Below are some entries. Copy each line that holds the string "勝手に捨てたら法律違反".
-- BEGIN THE INPUT --
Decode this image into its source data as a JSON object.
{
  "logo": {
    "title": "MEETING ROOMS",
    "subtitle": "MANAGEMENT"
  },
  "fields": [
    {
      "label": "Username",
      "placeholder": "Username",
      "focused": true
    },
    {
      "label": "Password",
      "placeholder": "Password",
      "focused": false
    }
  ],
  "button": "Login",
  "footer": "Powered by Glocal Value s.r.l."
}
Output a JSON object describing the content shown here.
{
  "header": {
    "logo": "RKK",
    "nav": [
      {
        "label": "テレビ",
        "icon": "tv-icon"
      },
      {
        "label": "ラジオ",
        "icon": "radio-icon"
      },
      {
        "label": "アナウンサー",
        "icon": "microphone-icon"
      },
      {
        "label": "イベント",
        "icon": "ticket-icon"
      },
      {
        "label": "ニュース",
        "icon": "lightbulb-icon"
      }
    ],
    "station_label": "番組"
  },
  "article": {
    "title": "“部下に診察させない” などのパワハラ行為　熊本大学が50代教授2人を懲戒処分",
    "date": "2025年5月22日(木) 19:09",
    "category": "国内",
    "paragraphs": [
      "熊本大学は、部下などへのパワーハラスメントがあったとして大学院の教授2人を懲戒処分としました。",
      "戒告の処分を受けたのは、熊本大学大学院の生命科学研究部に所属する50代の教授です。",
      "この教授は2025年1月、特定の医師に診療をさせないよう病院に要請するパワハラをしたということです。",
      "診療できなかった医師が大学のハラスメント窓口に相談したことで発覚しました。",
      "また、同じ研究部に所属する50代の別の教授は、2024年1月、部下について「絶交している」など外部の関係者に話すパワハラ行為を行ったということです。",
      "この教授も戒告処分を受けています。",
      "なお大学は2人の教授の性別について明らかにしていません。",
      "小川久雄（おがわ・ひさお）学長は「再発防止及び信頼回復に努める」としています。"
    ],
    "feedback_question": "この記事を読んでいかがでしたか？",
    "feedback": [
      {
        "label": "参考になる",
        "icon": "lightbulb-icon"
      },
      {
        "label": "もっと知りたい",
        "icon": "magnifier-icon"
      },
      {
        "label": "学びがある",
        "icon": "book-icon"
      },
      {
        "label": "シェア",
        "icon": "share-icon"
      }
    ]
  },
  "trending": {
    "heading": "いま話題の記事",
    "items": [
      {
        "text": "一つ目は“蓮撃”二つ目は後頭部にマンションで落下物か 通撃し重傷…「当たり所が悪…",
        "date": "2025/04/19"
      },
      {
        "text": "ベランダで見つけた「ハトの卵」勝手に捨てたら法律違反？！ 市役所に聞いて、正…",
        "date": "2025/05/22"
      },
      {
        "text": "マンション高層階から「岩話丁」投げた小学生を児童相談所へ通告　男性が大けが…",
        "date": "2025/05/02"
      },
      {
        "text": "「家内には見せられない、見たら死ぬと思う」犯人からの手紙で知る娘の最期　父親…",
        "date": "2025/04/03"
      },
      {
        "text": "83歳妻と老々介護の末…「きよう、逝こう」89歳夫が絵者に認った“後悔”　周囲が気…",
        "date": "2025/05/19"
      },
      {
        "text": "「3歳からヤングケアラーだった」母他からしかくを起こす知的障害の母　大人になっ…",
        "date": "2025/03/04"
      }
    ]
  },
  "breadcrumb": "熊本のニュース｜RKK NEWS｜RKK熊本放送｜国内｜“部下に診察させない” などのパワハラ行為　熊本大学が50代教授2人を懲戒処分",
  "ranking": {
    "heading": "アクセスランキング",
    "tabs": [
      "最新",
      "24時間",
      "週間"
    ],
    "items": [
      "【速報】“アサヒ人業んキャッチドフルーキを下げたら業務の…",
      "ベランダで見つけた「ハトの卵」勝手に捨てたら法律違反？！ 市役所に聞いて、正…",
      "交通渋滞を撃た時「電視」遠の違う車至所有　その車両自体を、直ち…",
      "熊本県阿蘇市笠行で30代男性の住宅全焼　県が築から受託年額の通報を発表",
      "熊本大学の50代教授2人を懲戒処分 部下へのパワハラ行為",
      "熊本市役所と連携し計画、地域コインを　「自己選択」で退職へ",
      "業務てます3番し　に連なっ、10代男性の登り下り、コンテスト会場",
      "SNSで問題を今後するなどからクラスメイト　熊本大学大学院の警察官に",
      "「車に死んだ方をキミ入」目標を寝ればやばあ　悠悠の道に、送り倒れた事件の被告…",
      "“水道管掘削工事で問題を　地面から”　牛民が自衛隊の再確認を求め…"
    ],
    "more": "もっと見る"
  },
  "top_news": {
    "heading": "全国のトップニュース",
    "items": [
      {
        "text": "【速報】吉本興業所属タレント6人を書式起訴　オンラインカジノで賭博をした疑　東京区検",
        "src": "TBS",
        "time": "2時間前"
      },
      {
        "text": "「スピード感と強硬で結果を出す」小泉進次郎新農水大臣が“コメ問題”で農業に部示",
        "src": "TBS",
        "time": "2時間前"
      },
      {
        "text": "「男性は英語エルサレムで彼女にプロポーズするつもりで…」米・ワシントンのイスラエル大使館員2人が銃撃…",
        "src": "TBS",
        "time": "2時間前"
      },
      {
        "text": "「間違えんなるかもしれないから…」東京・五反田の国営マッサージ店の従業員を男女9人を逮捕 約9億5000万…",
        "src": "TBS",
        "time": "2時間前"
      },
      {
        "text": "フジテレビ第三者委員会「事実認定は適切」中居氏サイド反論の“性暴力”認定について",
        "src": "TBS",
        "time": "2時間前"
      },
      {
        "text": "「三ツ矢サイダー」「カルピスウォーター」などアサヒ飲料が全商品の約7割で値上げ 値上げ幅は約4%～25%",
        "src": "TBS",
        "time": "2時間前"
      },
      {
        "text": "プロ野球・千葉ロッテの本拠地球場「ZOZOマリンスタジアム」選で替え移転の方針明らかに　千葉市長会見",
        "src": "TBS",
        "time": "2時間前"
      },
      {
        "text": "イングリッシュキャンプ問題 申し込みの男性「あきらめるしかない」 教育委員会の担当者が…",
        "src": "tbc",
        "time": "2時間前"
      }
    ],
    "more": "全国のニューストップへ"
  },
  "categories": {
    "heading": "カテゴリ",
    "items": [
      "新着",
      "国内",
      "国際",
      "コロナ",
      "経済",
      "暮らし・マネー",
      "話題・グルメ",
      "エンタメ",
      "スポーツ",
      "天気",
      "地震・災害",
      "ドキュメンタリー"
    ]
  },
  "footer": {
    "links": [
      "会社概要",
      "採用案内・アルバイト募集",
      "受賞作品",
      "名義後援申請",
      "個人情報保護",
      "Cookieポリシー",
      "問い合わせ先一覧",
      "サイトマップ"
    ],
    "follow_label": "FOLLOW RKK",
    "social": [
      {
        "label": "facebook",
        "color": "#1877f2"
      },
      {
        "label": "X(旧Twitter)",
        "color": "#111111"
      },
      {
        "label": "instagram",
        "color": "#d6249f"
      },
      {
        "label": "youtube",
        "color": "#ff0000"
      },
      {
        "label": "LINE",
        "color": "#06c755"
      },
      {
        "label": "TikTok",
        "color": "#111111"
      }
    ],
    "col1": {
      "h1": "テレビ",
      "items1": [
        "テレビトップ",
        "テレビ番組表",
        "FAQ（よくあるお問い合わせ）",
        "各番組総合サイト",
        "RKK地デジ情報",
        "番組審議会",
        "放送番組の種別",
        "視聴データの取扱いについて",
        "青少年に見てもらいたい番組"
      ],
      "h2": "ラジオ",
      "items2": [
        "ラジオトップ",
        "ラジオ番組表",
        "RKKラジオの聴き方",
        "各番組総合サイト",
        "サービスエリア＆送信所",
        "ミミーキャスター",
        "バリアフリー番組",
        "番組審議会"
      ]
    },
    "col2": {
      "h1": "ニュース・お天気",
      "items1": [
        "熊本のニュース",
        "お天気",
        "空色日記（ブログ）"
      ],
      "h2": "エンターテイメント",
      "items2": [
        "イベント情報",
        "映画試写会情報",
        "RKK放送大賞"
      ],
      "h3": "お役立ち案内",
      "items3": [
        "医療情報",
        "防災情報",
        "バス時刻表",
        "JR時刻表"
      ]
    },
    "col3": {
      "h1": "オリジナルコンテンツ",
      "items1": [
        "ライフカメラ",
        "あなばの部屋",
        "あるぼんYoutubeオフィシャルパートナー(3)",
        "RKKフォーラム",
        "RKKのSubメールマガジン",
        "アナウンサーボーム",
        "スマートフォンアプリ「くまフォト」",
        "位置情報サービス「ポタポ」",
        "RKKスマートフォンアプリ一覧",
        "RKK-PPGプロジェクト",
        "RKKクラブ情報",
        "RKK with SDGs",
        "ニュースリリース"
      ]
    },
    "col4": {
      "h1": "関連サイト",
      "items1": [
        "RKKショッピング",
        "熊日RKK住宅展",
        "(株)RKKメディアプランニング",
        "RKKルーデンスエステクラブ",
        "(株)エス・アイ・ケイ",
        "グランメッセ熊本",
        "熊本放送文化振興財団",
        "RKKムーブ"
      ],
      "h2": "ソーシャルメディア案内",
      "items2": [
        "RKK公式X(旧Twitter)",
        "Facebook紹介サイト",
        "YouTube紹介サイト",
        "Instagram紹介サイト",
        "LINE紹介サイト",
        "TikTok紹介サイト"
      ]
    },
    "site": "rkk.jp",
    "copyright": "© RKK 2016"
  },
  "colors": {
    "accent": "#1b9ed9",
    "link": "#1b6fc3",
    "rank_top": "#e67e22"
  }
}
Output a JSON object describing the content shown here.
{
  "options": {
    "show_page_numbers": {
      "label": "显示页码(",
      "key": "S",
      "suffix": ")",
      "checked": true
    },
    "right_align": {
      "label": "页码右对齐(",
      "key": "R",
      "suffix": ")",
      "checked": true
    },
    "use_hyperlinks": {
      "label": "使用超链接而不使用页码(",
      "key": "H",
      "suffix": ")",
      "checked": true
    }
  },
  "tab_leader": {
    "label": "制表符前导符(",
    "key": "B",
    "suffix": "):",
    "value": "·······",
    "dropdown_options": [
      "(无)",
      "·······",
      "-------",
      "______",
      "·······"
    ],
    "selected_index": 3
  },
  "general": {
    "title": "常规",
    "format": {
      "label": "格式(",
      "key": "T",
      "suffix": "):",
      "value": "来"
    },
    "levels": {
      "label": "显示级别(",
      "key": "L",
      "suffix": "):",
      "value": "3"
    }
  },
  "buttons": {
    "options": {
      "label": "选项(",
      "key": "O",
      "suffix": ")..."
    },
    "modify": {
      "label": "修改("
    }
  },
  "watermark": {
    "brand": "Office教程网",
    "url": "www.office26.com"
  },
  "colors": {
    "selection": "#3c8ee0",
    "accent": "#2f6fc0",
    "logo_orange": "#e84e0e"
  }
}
-- END THE INPUT --
▸ COMPLETED TASK:
        "text": "ベランダで見つけた「ハトの卵」勝手に捨てたら法律違反？！ 市役所に聞いて、正…",
      "ベランダで見つけた「ハトの卵」勝手に捨てたら法律違反？！ 市役所に聞いて、正…",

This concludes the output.